**EXERCISE PROMPT**
All of the material below is to be repeated exactly.

## Begin GIVEN RECORDS

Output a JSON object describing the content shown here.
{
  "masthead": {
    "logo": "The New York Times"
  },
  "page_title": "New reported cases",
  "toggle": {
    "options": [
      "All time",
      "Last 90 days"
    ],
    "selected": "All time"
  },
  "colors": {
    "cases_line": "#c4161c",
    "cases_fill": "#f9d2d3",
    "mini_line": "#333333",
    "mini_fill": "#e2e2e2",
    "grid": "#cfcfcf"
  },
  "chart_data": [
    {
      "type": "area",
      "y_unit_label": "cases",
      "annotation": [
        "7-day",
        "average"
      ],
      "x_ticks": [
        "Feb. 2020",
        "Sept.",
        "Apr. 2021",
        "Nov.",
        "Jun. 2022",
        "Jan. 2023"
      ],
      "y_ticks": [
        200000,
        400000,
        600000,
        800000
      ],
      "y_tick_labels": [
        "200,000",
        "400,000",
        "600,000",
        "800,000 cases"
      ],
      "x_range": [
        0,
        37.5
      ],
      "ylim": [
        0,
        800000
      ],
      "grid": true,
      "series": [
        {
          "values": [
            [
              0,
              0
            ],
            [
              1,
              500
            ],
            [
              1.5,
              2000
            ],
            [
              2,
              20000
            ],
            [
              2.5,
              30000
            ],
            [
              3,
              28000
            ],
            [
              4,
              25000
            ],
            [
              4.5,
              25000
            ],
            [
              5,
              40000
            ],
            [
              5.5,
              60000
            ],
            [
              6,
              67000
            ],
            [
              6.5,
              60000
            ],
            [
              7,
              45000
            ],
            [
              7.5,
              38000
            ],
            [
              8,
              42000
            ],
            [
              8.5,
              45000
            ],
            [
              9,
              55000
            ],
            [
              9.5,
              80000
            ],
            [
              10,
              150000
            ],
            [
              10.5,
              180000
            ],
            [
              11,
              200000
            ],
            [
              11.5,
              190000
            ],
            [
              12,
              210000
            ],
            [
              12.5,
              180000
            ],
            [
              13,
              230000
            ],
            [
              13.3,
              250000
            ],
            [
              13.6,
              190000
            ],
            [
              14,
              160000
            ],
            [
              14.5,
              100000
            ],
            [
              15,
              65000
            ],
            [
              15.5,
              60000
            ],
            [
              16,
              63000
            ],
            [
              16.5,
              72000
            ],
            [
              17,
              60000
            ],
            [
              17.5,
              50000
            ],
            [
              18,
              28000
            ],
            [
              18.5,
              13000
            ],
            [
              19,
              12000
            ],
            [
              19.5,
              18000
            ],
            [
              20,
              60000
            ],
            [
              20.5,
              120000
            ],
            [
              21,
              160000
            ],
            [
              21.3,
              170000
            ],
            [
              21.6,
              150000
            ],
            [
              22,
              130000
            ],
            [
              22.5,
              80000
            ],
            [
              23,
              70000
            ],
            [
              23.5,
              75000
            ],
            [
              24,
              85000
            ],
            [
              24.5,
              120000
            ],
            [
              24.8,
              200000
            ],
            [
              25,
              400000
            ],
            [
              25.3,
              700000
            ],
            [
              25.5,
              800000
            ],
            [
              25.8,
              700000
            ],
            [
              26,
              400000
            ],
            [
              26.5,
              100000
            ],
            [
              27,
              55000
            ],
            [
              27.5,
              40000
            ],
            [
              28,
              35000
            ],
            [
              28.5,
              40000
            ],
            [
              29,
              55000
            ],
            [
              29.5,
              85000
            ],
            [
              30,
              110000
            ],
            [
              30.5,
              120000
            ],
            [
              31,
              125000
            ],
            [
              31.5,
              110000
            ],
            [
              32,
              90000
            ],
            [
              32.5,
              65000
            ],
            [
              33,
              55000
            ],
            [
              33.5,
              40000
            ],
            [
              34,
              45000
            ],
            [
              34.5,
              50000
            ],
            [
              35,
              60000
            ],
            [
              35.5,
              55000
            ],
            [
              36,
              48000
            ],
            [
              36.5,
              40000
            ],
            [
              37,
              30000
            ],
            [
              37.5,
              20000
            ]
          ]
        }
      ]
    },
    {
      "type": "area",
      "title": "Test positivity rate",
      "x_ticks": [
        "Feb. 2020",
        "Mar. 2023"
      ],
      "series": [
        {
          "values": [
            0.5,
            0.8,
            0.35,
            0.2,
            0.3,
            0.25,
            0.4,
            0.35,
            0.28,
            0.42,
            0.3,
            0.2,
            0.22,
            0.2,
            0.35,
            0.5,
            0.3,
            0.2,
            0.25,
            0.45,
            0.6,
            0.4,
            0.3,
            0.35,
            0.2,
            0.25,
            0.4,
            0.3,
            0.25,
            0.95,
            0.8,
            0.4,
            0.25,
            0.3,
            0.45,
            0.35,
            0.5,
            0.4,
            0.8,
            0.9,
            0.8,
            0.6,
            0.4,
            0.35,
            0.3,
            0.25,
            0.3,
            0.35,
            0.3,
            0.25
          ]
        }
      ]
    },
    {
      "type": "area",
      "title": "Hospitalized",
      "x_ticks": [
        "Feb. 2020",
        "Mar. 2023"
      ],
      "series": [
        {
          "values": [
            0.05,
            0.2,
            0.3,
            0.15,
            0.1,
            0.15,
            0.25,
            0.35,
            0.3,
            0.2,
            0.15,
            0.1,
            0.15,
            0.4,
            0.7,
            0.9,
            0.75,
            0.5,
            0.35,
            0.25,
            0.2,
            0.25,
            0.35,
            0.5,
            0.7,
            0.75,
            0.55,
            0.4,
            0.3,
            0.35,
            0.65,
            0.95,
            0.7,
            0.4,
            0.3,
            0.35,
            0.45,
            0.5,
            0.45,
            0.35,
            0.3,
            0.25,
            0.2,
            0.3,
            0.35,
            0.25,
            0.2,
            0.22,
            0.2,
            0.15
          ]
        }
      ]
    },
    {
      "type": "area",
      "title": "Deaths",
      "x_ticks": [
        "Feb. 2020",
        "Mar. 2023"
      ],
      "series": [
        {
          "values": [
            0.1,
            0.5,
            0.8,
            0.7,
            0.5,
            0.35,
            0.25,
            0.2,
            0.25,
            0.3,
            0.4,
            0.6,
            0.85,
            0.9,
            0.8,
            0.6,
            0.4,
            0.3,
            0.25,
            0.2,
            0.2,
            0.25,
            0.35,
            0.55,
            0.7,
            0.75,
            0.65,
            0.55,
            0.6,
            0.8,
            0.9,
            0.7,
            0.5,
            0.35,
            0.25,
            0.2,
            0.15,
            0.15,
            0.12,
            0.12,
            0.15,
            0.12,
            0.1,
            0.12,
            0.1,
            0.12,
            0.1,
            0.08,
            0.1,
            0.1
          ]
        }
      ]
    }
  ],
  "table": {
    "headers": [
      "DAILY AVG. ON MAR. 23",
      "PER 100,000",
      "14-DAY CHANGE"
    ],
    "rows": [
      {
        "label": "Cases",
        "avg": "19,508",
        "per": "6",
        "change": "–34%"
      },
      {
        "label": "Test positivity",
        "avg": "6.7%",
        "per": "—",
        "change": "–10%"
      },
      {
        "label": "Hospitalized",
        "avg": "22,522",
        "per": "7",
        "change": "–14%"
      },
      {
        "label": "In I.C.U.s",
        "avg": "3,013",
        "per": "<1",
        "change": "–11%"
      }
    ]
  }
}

## End GIVEN RECORDS

**THE SOLUTION**
Output a JSON object describing the content shown here.
{
  "masthead": {
    "logo": "The New York Times"
  },
  "page_title": "New reported cases",
  "toggle": {
    "options": [
      "All time",
      "Last 90 days"
    ],
    "selected": "All time"
  },
  "colors": {
    "cases_line": "#c4161c",
    "cases_fill": "#f9d2d3",
    "mini_line": "#333333",
    "mini_fill": "#e2e2e2",
    "grid": "#cfcfcf"
  },
  "chart_data": [
    {
      "type": "area",
      "y_unit_label": "cases",
      "annotation": [
        "7-day",
        "average"
      ],
      "x_ticks": [
        "Feb. 2020",
        "Sept.",
        "Apr. 2021",
        "Nov.",
        "Jun. 2022",
        "Jan. 2023"
      ],
      "y_ticks": [
        200000,
        400000,
        600000,
        800000
      ],
      "y_tick_labels": [
        "200,000",
        "400,000",
        "600,000",
        "800,000 cases"
      ],
      "x_range": [
        0,
        37.5
      ],
      "ylim": [
        0,
        800000
      ],
      "grid": true,
      "series": [
        {
          "values": [
            [
              0,
              0
            ],
            [
              1,
              500
            ],
            [
              1.5,
              2000
            ],
            [
              2,
              20000
            ],
            [
              2.5,
              30000
            ],
            [
              3,
              28000
            ],
            [
              4,
              25000
            ],
            [
              4.5,
              25000
            ],
            [
              5,
              40000
            ],
            [
              5.5,
              60000
            ],
            [
              6,
              67000
            ],
            [
              6.5,
              60000
            ],
            [
              7,
              45000
            ],
            [
              7.5,
              38000
            ],
            [
              8,
              42000
            ],
            [
              8.5,
              45000
            ],
            [
              9,
              55000
            ],
            [
              9.5,
              80000
            ],
            [
              10,
              150000
            ],
            [
              10.5,
              180000
            ],
            [
              11,
              200000
            ],
            [
              11.5,
              190000
            ],
            [
              12,
              210000
            ],
            [
              12.5,
              180000
            ],
            [
              13,
              230000
            ],
            [
              13.3,
              250000
            ],
            [
              13.6,
              190000
            ],
            [
              14,
              160000
            ],
            [
              14.5,
              100000
            ],
            [
              15,
              65000
            ],
            [
              15.5,
              60000
            ],
            [
              16,
              63000
            ],
            [
              16.5,
              72000
            ],
            [
              17,
              60000
            ],
            [
              17.5,
              50000
            ],
            [
              18,
              28000
            ],
            [
              18.5,
              13000
            ],
            [
              19,
              12000
            ],
            [
              19.5,
              18000
            ],
            [
              20,
              60000
            ],
            [
              20.5,
              120000
            ],
            [
              21,
              160000
            ],
            [
              21.3,
              170000
            ],
            [
              21.6,
              150000
            ],
            [
              22,
              130000
            ],
            [
              22.5,
              80000
            ],
            [
              23,
              70000
            ],
            [
              23.5,
              75000
            ],
            [
              24,
              85000
            ],
            [
              24.5,
              120000
            ],
            [
              24.8,
              200000
            ],
            [
              25,
              400000
            ],
            [
              25.3,
              700000
            ],
            [
              25.5,
              800000
            ],
            [
              25.8,
              700000
            ],
            [
              26,
              400000
            ],
            [
              26.5,
              100000
            ],
            [
              27,
              55000
            ],
            [
              27.5,
              40000
            ],
            [
              28,
              35000
            ],
            [
              28.5,
              40000
            ],
            [
              29,
              55000
            ],
            [
              29.5,
              85000
            ],
            [
              30,
              110000
            ],
            [
              30.5,
              120000
            ],
            [
              31,
              125000
            ],
            [
              31.5,
              110000
            ],
            [
              32,
              90000
            ],
            [
              32.5,
              65000
            ],
            [
              33,
              55000
            ],
            [
              33.5,
              40000
            ],
            [
              34,
              45000
            ],
            [
              34.5,
              50000
            ],
            [
              35,
              60000
            ],
            [
              35.5,
              55000
            ],
            [
              36,
              48000
            ],
            [
              36.5,
              40000
            ],
            [
              37,
              30000
            ],
            [
              37.5,
              20000
            ]
          ]
        }
      ]
    },
    {
      "type": "area",
      "title": "Test positivity rate",
      "x_ticks": [
        "Feb. 2020",
        "Mar. 2023"
      ],
      "series": [
        {
          "values": [
            0.5,
            0.8,
            0.35,
            0.2,
            0.3,
            0.25,
            0.4,
            0.35,
            0.28,
            0.42,
            0.3,
            0.2,
            0.22,
            0.2,
            0.35,
            0.5,
            0.3,
            0.2,
            0.25,
            0.45,
            0.6,
            0.4,
            0.3,
            0.35,
            0.2,
            0.25,
            0.4,
            0.3,
            0.25,
            0.95,
            0.8,
            0.4,
            0.25,
            0.3,
            0.45,
            0.35,
            0.5,
            0.4,
            0.8,
            0.9,
            0.8,
            0.6,
            0.4,
            0.35,
            0.3,
            0.25,
            0.3,
            0.35,
            0.3,
            0.25
          ]
        }
      ]
    },
    {
      "type": "area",
      "title": "Hospitalized",
      "x_ticks": [
        "Feb. 2020",
        "Mar. 2023"
      ],
      "series": [
        {
          "values": [
            0.05,
            0.2,
            0.3,
            0.15,
            0.1,
            0.15,
            0.25,
            0.35,
            0.3,
            0.2,
            0.15,
            0.1,
            0.15,
            0.4,
            0.7,
            0.9,
            0.75,
            0.5,
            0.35,
            0.25,
            0.2,
            0.25,
            0.35,
            0.5,
            0.7,
            0.75,
            0.55,
            0.4,
            0.3,
            0.35,
            0.65,
            0.95,
            0.7,
            0.4,
            0.3,
            0.35,
            0.45,
            0.5,
            0.45,
            0.35,
            0.3,
            0.25,
            0.2,
            0.3,
            0.35,
            0.25,
            0.2,
            0.22,
            0.2,
            0.15
          ]
        }
      ]
    },
    {
      "type": "area",
      "title": "Deaths",
      "x_ticks": [
        "Feb. 2020",
        "Mar. 2023"
      ],
      "series": [
        {
          "values": [
            0.1,
            0.5,
            0.8,
            0.7,
            0.5,
            0.35,
            0.25,
            0.2,
            0.25,
            0.3,
            0.4,
            0.6,
            0.85,
            0.9,
            0.8,
            0.6,
            0.4,
            0.3,
            0.25,
            0.2,
            0.2,
            0.25,
            0.35,
            0.55,
            0.7,
            0.75,
            0.65,
            0.55,
            0.6,
            0.8,
            0.9,
            0.7,
            0.5,
            0.35,
            0.25,
            0.2,
            0.15,
            0.15,
            0.12,
            0.12,
            0.15,
            0.12,
            0.1,
            0.12,
            0.1,
            0.12,
            0.1,
            0.08,
            0.1,
            0.1
          ]
        }
      ]
    }
  ],
  "table": {
    "headers": [
      "DAILY AVG. ON MAR. 23",
      "PER 100,000",
      "14-DAY CHANGE"
    ],
    "rows": [
      {
        "label": "Cases",
        "avg": "19,508",
        "per": "6",
        "change": "–34%"
      },
      {
        "label": "Test positivity",
        "avg": "6.7%",
        "per": "—",
        "change": "–10%"
      },
      {
        "label": "Hospitalized",
        "avg": "22,522",
        "per": "7",
        "change": "–14%"
      },
      {
        "label": "In I.C.U.s",
        "avg": "3,013",
        "per": "<1",
        "change": "–11%"
      }
    ]
  }
}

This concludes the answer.